» **The request**
Without the images, print all the entries below exactly as given.

_ _ _ _ _

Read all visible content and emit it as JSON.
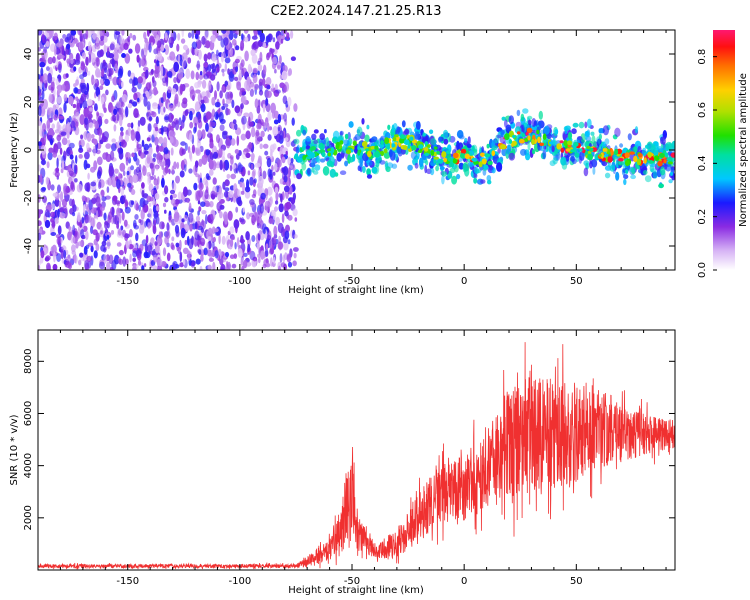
{
  "title": "C2E2.2024.147.21.25.R13",
  "chart_data": [
    {
      "type": "heatmap",
      "xlabel": "Height of straight line (km)",
      "ylabel": "Frequency (Hz)",
      "xlim": [
        -190,
        94
      ],
      "ylim": [
        -50,
        50
      ],
      "xticks": [
        -150,
        -100,
        -50,
        0,
        50
      ],
      "yticks": [
        -40,
        -20,
        0,
        20,
        40
      ],
      "colorbar": {
        "label": "Normalized spectral amplitude",
        "range": [
          0.0,
          0.9
        ],
        "ticks": [
          "0.0",
          "0.2",
          "0.4",
          "0.6",
          "0.8"
        ]
      },
      "regions": [
        {
          "x": [
            -190,
            -75
          ],
          "description": "broadband noise",
          "amplitude": [
            0.05,
            0.25
          ]
        },
        {
          "x": [
            -75,
            94
          ],
          "description": "signal band",
          "amplitude": [
            0.2,
            0.9
          ]
        }
      ],
      "center_frequency": {
        "x": [
          -75,
          -60,
          -50,
          -40,
          -30,
          -20,
          -10,
          0,
          10,
          20,
          30,
          40,
          50,
          60,
          70,
          80,
          94
        ],
        "y": [
          -2,
          0,
          2,
          -1,
          4,
          2,
          -3,
          -2,
          -5,
          4,
          6,
          3,
          0,
          -1,
          -3,
          -4,
          -3
        ]
      }
    },
    {
      "type": "line",
      "xlabel": "Height of straight line (km)",
      "ylabel": "SNR (10 * v/v)",
      "xlim": [
        -190,
        94
      ],
      "ylim": [
        0,
        9200
      ],
      "xticks": [
        -150,
        -100,
        -50,
        0,
        50
      ],
      "yticks": [
        2000,
        4000,
        6000,
        8000
      ],
      "color": "#f03030",
      "series_envelope": {
        "x": [
          -190,
          -75,
          -70,
          -60,
          -55,
          -52,
          -50,
          -48,
          -40,
          -30,
          -20,
          -10,
          0,
          10,
          15,
          20,
          30,
          40,
          50,
          60,
          70,
          80,
          94
        ],
        "mean": [
          150,
          150,
          300,
          800,
          1500,
          2500,
          2800,
          1500,
          700,
          1000,
          2000,
          3000,
          3200,
          3800,
          4500,
          4800,
          5200,
          5200,
          5200,
          5400,
          5300,
          5200,
          5200
        ],
        "amplitude": [
          120,
          120,
          300,
          700,
          1400,
          3000,
          2800,
          1200,
          500,
          900,
          1600,
          2000,
          2200,
          2500,
          3000,
          3600,
          3800,
          3600,
          3300,
          2600,
          2000,
          1300,
          900
        ]
      }
    }
  ]
}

_ _ _ _ _

» **Exercise solution**
Read all visible content and emit it as JSON.
{
  "title": "C2E2.2024.147.21.25.R13",
  "chart_data": [
    {
      "type": "heatmap",
      "xlabel": "Height of straight line (km)",
      "ylabel": "Frequency (Hz)",
      "xlim": [
        -190,
        94
      ],
      "ylim": [
        -50,
        50
      ],
      "xticks": [
        -150,
        -100,
        -50,
        0,
        50
      ],
      "yticks": [
        -40,
        -20,
        0,
        20,
        40
      ],
      "colorbar": {
        "label": "Normalized spectral amplitude",
        "range": [
          0.0,
          0.9
        ],
        "ticks": [
          "0.0",
          "0.2",
          "0.4",
          "0.6",
          "0.8"
        ]
      },
      "regions": [
        {
          "x": [
            -190,
            -75
          ],
          "description": "broadband noise",
          "amplitude": [
            0.05,
            0.25
          ]
        },
        {
          "x": [
            -75,
            94
          ],
          "description": "signal band",
          "amplitude": [
            0.2,
            0.9
          ]
        }
      ],
      "center_frequency": {
        "x": [
          -75,
          -60,
          -50,
          -40,
          -30,
          -20,
          -10,
          0,
          10,
          20,
          30,
          40,
          50,
          60,
          70,
          80,
          94
        ],
        "y": [
          -2,
          0,
          2,
          -1,
          4,
          2,
          -3,
          -2,
          -5,
          4,
          6,
          3,
          0,
          -1,
          -3,
          -4,
          -3
        ]
      }
    },
    {
      "type": "line",
      "xlabel": "Height of straight line (km)",
      "ylabel": "SNR (10 * v/v)",
      "xlim": [
        -190,
        94
      ],
      "ylim": [
        0,
        9200
      ],
      "xticks": [
        -150,
        -100,
        -50,
        0,
        50
      ],
      "yticks": [
        2000,
        4000,
        6000,
        8000
      ],
      "color": "#f03030",
      "series_envelope": {
        "x": [
          -190,
          -75,
          -70,
          -60,
          -55,
          -52,
          -50,
          -48,
          -40,
          -30,
          -20,
          -10,
          0,
          10,
          15,
          20,
          30,
          40,
          50,
          60,
          70,
          80,
          94
        ],
        "mean": [
          150,
          150,
          300,
          800,
          1500,
          2500,
          2800,
          1500,
          700,
          1000,
          2000,
          3000,
          3200,
          3800,
          4500,
          4800,
          5200,
          5200,
          5200,
          5400,
          5300,
          5200,
          5200
        ],
        "amplitude": [
          120,
          120,
          300,
          700,
          1400,
          3000,
          2800,
          1200,
          500,
          900,
          1600,
          2000,
          2200,
          2500,
          3000,
          3600,
          3800,
          3600,
          3300,
          2600,
          2000,
          1300,
          900
        ]
      }
    }
  ]
}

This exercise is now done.